MATERIAL PROVIDED.

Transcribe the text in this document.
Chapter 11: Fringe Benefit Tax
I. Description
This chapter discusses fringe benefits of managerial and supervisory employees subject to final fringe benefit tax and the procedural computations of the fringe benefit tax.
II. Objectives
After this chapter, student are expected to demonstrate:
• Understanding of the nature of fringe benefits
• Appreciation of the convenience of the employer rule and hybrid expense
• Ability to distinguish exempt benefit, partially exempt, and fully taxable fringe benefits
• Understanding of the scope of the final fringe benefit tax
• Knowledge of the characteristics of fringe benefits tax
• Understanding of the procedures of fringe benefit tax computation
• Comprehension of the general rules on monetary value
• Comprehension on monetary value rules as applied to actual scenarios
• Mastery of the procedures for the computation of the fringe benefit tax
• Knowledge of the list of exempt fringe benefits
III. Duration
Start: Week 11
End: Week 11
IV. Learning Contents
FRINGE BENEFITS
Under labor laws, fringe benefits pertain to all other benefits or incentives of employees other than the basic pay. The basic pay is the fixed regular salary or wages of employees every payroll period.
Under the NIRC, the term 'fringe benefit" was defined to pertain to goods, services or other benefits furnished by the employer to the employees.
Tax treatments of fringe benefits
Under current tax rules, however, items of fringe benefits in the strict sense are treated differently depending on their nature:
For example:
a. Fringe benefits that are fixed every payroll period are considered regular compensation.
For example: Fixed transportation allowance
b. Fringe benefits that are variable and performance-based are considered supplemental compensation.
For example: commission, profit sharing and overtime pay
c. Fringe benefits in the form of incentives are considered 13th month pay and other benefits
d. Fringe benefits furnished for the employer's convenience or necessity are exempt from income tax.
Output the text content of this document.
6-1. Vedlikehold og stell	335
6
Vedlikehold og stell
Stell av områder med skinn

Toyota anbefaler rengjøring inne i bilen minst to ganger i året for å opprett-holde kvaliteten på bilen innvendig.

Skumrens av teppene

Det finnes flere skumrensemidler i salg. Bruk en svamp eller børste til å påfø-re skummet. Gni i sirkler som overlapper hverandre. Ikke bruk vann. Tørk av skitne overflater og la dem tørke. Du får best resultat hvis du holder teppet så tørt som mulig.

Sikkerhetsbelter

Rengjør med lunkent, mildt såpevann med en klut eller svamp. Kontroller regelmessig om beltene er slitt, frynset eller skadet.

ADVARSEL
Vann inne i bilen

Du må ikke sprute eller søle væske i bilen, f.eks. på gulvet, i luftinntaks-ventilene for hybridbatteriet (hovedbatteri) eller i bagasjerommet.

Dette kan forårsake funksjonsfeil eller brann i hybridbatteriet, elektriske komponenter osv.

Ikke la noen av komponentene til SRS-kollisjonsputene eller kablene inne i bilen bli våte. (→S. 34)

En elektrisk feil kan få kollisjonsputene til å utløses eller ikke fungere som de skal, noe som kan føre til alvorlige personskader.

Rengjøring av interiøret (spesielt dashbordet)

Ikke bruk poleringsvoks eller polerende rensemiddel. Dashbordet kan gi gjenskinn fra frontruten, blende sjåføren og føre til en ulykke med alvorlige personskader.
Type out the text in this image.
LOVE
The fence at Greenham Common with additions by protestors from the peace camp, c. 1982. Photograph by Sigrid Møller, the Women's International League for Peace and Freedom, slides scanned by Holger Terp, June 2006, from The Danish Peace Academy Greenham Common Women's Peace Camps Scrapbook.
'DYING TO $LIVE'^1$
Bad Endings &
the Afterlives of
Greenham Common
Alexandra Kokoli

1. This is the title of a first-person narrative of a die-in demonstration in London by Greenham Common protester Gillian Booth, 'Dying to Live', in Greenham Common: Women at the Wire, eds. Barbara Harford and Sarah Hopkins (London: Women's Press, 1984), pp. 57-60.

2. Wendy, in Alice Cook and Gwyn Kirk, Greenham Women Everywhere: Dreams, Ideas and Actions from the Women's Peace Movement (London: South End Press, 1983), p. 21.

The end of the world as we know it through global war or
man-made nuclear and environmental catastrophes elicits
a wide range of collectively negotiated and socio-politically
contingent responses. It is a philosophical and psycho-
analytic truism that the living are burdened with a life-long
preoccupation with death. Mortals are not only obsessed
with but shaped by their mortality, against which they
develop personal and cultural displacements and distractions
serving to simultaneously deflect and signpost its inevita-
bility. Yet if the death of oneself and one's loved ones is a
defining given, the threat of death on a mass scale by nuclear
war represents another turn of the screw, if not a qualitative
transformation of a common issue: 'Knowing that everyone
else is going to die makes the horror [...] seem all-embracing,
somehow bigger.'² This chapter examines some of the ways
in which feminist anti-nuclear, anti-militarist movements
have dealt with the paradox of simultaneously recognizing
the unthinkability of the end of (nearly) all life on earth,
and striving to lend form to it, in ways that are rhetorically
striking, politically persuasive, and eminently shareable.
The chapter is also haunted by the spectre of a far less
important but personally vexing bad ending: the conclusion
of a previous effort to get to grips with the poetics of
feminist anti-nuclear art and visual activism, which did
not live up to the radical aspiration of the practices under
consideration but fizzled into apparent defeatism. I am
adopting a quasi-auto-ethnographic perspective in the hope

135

PROBLEM. Reply with one number only: the count of lines in the entries that contain "text".

EXERCISE OUTPUT. 3